━━ Supplied records
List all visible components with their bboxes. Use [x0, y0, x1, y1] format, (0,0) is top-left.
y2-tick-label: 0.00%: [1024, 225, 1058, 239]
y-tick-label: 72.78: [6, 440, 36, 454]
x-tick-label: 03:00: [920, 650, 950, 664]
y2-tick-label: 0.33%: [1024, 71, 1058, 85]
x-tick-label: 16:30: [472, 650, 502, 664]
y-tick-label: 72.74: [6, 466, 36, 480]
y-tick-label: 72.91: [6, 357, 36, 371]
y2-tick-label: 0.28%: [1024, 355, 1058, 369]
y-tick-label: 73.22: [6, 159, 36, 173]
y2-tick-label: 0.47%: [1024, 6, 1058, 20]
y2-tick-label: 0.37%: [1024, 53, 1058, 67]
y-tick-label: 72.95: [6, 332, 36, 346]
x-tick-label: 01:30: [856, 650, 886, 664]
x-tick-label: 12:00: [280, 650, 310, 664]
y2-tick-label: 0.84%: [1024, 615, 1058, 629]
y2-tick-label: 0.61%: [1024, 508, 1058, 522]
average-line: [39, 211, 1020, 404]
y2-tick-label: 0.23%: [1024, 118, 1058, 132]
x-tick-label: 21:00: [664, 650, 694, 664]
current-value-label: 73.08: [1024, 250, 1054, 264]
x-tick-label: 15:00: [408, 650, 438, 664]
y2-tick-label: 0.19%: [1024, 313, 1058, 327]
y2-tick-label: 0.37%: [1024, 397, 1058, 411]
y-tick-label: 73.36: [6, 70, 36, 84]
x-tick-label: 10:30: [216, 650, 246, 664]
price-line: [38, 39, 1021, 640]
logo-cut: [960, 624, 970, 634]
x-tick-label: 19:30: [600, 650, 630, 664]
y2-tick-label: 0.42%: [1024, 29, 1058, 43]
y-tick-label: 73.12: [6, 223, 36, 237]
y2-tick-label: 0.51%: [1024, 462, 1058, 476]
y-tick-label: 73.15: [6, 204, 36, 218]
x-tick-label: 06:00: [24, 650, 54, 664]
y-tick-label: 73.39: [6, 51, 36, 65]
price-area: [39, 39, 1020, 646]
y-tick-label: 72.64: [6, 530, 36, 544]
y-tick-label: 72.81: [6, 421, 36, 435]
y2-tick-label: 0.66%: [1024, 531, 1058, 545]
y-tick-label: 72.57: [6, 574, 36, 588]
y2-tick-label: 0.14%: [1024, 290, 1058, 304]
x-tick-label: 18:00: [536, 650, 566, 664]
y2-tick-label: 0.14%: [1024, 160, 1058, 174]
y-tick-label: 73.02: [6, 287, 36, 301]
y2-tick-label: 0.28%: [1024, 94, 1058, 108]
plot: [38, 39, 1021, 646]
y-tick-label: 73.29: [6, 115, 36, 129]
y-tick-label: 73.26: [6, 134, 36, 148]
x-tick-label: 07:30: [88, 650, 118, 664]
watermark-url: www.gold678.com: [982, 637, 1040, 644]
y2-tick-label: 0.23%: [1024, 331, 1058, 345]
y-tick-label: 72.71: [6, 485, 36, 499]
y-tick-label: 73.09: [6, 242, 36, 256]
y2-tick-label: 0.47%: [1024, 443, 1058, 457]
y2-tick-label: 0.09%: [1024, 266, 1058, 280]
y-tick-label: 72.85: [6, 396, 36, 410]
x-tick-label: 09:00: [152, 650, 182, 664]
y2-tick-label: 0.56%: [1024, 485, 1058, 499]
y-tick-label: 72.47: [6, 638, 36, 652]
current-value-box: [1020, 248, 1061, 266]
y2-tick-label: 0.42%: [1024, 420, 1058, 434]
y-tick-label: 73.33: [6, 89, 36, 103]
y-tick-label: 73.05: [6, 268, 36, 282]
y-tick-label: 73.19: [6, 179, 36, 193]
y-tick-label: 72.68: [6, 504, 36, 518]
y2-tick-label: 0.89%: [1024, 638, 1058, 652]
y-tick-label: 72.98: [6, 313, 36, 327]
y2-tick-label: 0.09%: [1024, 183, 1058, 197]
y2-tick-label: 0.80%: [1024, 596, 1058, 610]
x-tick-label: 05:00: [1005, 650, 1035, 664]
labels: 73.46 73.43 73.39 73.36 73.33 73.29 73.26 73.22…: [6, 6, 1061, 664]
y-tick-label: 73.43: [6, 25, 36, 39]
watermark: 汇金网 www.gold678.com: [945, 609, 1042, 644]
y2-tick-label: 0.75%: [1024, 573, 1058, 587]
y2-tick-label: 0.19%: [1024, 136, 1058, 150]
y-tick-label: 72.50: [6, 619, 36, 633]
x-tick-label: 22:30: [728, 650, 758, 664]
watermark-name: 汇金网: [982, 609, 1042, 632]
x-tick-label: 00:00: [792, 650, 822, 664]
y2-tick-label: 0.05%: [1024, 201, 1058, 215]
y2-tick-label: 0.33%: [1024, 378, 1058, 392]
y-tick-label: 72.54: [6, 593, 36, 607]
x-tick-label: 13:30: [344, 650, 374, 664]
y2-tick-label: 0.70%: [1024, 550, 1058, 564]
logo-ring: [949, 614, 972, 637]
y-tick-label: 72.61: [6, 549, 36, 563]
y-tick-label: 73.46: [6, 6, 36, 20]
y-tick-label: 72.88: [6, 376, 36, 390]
━━━━
= Requirement =
Transcribe the entries above without alteration, starting with the first line and going on through the line containing "y2-tick-label: 0.28%: [1024, 355, 1058, 369]", with both of those lines included.

= Solved problem =
List all visible components with their bboxes. Use [x0, y0, x1, y1] format, (0,0) is top-left.
y2-tick-label: 0.00%: [1024, 225, 1058, 239]
y-tick-label: 72.78: [6, 440, 36, 454]
x-tick-label: 03:00: [920, 650, 950, 664]
y2-tick-label: 0.33%: [1024, 71, 1058, 85]
x-tick-label: 16:30: [472, 650, 502, 664]
y-tick-label: 72.74: [6, 466, 36, 480]
y-tick-label: 72.91: [6, 357, 36, 371]
y2-tick-label: 0.28%: [1024, 355, 1058, 369]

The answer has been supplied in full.